BEGIN DATA FOR THE TASK

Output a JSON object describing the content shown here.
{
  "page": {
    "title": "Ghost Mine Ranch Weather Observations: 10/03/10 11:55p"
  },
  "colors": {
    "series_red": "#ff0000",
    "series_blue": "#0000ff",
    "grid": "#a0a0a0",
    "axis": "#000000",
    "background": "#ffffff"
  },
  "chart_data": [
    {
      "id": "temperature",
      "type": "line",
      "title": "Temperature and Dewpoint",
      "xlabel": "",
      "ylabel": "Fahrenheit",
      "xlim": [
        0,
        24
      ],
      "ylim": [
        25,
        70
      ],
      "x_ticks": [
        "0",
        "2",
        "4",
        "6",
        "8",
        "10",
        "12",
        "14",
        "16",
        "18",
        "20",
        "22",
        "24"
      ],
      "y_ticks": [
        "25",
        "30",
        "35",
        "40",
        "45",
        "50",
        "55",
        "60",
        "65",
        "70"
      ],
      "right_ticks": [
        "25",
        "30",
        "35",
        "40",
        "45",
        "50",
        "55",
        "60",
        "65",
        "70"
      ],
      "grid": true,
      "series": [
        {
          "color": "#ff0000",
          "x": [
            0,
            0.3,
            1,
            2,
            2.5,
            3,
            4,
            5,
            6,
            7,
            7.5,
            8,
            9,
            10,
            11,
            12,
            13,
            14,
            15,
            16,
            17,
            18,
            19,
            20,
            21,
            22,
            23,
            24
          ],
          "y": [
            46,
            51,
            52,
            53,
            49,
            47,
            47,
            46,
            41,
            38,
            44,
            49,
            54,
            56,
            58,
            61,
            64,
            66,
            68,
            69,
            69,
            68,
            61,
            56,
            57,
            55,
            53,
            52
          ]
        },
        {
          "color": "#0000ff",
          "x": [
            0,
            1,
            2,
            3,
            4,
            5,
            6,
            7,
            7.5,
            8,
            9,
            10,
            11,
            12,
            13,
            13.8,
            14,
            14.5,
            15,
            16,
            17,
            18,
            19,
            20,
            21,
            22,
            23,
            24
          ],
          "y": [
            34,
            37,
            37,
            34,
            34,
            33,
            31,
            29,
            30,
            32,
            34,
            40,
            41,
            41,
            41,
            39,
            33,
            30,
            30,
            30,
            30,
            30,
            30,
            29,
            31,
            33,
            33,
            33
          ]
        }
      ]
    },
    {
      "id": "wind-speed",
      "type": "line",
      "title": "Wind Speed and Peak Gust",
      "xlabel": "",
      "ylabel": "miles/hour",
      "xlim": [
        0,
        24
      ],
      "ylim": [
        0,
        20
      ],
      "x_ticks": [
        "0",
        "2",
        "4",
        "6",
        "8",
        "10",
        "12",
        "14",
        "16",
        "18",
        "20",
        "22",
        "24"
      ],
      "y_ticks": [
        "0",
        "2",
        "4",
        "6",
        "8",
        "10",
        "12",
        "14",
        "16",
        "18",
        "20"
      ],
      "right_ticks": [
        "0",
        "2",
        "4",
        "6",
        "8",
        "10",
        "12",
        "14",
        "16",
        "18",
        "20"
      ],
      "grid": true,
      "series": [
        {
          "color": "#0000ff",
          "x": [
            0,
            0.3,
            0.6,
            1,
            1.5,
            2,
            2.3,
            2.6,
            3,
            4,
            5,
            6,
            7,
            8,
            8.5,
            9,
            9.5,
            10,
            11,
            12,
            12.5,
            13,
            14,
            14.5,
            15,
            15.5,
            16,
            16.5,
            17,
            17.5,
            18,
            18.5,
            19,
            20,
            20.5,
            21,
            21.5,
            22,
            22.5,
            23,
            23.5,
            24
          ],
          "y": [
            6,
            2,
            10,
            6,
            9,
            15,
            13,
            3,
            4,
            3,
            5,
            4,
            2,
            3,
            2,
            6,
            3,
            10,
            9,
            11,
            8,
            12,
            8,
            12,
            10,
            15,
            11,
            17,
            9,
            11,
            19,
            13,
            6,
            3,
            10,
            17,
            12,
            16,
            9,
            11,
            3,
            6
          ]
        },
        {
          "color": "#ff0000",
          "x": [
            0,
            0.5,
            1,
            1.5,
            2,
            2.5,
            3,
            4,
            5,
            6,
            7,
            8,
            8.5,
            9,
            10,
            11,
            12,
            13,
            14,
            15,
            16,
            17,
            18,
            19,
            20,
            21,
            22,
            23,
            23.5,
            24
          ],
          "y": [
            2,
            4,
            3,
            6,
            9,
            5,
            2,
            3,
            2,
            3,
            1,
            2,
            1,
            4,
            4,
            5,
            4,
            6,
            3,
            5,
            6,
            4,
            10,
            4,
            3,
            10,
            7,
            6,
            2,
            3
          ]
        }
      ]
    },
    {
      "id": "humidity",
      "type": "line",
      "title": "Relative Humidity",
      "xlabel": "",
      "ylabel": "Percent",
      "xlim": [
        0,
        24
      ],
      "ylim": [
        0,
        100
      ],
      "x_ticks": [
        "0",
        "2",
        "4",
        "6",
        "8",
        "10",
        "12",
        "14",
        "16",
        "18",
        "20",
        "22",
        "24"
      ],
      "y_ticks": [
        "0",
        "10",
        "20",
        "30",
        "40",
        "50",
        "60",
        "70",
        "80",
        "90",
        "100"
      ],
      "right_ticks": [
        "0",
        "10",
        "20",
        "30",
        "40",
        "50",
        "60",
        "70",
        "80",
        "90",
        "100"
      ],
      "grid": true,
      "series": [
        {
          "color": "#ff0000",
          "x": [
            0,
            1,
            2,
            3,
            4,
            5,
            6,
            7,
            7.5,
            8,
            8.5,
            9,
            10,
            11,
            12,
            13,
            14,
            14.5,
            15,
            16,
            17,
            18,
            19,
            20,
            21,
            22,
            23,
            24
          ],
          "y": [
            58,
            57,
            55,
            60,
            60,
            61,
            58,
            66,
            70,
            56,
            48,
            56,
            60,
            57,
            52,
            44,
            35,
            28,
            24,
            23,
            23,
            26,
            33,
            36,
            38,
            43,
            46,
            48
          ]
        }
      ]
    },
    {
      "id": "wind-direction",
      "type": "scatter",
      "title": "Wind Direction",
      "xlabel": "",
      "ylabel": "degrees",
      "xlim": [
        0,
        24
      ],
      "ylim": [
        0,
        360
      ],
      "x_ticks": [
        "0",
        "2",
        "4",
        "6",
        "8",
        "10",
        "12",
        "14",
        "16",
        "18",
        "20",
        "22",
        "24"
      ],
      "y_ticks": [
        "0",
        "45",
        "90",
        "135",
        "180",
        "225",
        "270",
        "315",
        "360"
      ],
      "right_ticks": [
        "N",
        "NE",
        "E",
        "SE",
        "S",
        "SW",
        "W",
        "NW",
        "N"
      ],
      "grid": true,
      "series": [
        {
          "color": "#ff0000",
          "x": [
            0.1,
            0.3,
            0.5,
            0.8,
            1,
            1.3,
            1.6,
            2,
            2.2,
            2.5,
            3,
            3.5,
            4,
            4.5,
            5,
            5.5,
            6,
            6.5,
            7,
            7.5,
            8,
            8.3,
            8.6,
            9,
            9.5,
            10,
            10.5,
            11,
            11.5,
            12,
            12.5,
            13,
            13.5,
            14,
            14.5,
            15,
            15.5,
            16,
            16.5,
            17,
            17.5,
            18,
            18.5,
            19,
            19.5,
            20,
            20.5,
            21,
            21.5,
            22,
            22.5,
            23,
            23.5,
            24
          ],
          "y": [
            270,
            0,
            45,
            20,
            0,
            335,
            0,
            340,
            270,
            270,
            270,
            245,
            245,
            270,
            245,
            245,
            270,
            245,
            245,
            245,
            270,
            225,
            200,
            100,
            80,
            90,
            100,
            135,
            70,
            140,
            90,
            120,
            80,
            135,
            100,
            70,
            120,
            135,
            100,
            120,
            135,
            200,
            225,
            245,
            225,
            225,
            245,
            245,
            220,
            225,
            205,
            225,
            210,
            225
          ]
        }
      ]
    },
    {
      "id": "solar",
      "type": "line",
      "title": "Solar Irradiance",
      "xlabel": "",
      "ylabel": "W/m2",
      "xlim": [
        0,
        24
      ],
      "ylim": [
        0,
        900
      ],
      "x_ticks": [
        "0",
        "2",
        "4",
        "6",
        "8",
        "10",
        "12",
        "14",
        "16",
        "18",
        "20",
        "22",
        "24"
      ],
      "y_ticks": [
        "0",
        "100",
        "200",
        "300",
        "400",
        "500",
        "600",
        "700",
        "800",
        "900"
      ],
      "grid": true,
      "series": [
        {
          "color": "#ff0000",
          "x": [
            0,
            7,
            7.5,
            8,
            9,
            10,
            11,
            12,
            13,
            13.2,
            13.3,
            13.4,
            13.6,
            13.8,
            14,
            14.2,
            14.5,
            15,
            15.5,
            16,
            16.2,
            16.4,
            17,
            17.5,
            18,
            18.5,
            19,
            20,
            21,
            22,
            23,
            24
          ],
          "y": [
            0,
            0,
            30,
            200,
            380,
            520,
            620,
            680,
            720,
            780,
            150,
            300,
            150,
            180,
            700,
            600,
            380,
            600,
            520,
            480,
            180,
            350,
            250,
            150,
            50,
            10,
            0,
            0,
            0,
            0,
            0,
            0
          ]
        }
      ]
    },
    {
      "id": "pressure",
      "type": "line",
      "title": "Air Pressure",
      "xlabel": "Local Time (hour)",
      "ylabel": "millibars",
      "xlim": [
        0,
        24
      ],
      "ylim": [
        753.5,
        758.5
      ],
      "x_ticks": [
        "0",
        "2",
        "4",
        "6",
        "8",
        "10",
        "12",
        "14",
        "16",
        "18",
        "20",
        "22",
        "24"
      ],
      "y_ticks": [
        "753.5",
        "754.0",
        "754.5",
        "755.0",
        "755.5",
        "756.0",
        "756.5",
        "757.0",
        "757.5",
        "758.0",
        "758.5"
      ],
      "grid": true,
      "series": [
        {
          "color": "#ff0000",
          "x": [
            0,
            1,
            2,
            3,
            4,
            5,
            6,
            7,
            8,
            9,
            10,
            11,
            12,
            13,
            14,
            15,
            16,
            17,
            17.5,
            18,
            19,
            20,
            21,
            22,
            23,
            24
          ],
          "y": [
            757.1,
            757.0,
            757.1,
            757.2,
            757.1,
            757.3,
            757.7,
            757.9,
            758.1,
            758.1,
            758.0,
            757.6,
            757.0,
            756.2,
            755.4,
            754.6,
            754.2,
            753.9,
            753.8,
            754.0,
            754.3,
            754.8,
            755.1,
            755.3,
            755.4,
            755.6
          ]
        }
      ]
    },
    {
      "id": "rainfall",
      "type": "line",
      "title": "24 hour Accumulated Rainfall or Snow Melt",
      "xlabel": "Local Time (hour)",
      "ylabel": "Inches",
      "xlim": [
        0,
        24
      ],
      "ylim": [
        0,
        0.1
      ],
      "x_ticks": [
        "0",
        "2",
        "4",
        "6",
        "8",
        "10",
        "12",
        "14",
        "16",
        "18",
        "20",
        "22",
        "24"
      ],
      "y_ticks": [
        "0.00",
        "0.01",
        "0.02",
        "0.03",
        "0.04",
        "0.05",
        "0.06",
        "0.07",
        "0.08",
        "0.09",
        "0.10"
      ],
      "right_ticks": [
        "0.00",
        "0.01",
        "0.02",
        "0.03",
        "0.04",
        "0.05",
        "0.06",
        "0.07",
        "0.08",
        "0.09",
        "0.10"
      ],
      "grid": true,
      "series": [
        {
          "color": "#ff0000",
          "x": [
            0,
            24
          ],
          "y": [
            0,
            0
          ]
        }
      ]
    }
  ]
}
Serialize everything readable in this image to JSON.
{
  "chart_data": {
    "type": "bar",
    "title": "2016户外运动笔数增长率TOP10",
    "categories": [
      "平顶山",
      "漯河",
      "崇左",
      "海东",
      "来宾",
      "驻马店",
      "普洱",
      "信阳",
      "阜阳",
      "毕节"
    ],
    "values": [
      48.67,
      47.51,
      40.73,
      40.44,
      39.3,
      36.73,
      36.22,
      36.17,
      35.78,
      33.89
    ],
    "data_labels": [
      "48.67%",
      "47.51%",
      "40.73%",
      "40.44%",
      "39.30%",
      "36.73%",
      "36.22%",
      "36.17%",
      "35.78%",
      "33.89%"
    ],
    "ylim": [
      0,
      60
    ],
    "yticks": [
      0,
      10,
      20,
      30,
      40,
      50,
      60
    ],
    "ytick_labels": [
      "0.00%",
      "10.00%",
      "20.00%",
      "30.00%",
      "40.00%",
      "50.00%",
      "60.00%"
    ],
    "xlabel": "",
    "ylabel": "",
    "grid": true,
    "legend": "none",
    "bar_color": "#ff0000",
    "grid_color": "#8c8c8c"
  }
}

END DATA FOR THE TASK

* **REQUIREMENT**: Output the line that contains "Serialize everything readable", followed by every later line in the listing, with no line omitted and none added.

* **RESPONSE TO THIS TASK**:
Serialize everything readable in this image to JSON.
{
  "chart_data": {
    "type": "bar",
    "title": "2016户外运动笔数增长率TOP10",
    "categories": [
      "平顶山",
      "漯河",
      "崇左",
      "海东",
      "来宾",
      "驻马店",
      "普洱",
      "信阳",
      "阜阳",
      "毕节"
    ],
    "values": [
      48.67,
      47.51,
      40.73,
      40.44,
      39.3,
      36.73,
      36.22,
      36.17,
      35.78,
      33.89
    ],
    "data_labels": [
      "48.67%",
      "47.51%",
      "40.73%",
      "40.44%",
      "39.30%",
      "36.73%",
      "36.22%",
      "36.17%",
      "35.78%",
      "33.89%"
    ],
    "ylim": [
      0,
      60
    ],
    "yticks": [
      0,
      10,
      20,
      30,
      40,
      50,
      60
    ],
    "ytick_labels": [
      "0.00%",
      "10.00%",
      "20.00%",
      "30.00%",
      "40.00%",
      "50.00%",
      "60.00%"
    ],
    "xlabel": "",
    "ylabel": "",
    "grid": true,
    "legend": "none",
    "bar_color": "#ff0000",
    "grid_color": "#8c8c8c"
  }
}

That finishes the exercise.